**Excerpt from a dataset**
● ● ●

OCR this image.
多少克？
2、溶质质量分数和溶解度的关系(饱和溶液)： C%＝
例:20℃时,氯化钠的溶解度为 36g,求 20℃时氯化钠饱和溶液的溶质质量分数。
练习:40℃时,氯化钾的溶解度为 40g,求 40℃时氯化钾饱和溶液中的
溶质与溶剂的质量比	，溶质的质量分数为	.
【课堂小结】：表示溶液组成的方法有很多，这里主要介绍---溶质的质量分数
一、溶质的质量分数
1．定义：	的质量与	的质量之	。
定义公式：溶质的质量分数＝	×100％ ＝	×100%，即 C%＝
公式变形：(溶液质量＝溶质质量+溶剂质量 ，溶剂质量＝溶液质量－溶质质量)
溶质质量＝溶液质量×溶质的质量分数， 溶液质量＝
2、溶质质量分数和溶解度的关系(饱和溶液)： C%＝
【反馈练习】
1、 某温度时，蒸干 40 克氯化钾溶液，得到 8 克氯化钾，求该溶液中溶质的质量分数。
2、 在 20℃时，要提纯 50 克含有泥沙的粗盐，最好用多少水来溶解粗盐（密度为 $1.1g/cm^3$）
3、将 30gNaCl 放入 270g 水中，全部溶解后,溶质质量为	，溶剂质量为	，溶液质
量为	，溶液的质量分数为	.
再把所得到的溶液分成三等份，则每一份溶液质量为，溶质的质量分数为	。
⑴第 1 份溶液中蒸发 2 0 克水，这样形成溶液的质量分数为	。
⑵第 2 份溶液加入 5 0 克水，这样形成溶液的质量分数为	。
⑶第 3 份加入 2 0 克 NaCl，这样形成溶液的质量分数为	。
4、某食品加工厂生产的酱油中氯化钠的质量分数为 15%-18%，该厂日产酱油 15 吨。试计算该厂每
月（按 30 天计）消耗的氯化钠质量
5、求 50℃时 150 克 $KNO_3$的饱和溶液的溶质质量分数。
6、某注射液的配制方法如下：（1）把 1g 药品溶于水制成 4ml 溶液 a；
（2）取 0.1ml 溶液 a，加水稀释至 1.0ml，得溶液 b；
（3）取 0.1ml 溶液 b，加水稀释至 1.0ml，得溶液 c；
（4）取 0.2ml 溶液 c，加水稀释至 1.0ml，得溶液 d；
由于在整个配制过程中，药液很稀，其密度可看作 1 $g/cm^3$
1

● ● ●

**EXERCISE**
Transcribe every entry verbatim.

**REPLY TO THE EXERCISE**
OCR this image.
多少克？
2、溶质质量分数和溶解度的关系(饱和溶液)： C%＝
例:20℃时,氯化钠的溶解度为 36g,求 20℃时氯化钠饱和溶液的溶质质量分数。
练习:40℃时,氯化钾的溶解度为 40g,求 40℃时氯化钾饱和溶液中的
溶质与溶剂的质量比	，溶质的质量分数为	.
【课堂小结】：表示溶液组成的方法有很多，这里主要介绍---溶质的质量分数
一、溶质的质量分数
1．定义：	的质量与	的质量之	。
定义公式：溶质的质量分数＝	×100％ ＝	×100%，即 C%＝
公式变形：(溶液质量＝溶质质量+溶剂质量 ，溶剂质量＝溶液质量－溶质质量)
溶质质量＝溶液质量×溶质的质量分数， 溶液质量＝
2、溶质质量分数和溶解度的关系(饱和溶液)： C%＝
【反馈练习】
1、 某温度时，蒸干 40 克氯化钾溶液，得到 8 克氯化钾，求该溶液中溶质的质量分数。
2、 在 20℃时，要提纯 50 克含有泥沙的粗盐，最好用多少水来溶解粗盐（密度为 $1.1g/cm^3$）
3、将 30gNaCl 放入 270g 水中，全部溶解后,溶质质量为	，溶剂质量为	，溶液质
量为	，溶液的质量分数为	.
再把所得到的溶液分成三等份，则每一份溶液质量为，溶质的质量分数为	。
⑴第 1 份溶液中蒸发 2 0 克水，这样形成溶液的质量分数为	。
⑵第 2 份溶液加入 5 0 克水，这样形成溶液的质量分数为	。
⑶第 3 份加入 2 0 克 NaCl，这样形成溶液的质量分数为	。
4、某食品加工厂生产的酱油中氯化钠的质量分数为 15%-18%，该厂日产酱油 15 吨。试计算该厂每
月（按 30 天计）消耗的氯化钠质量
5、求 50℃时 150 克 $KNO_3$的饱和溶液的溶质质量分数。
6、某注射液的配制方法如下：（1）把 1g 药品溶于水制成 4ml 溶液 a；
（2）取 0.1ml 溶液 a，加水稀释至 1.0ml，得溶液 b；
（3）取 0.1ml 溶液 b，加水稀释至 1.0ml，得溶液 c；
（4）取 0.2ml 溶液 c，加水稀释至 1.0ml，得溶液 d；
由于在整个配制过程中，药液很稀，其密度可看作 1 $g/cm^3$
1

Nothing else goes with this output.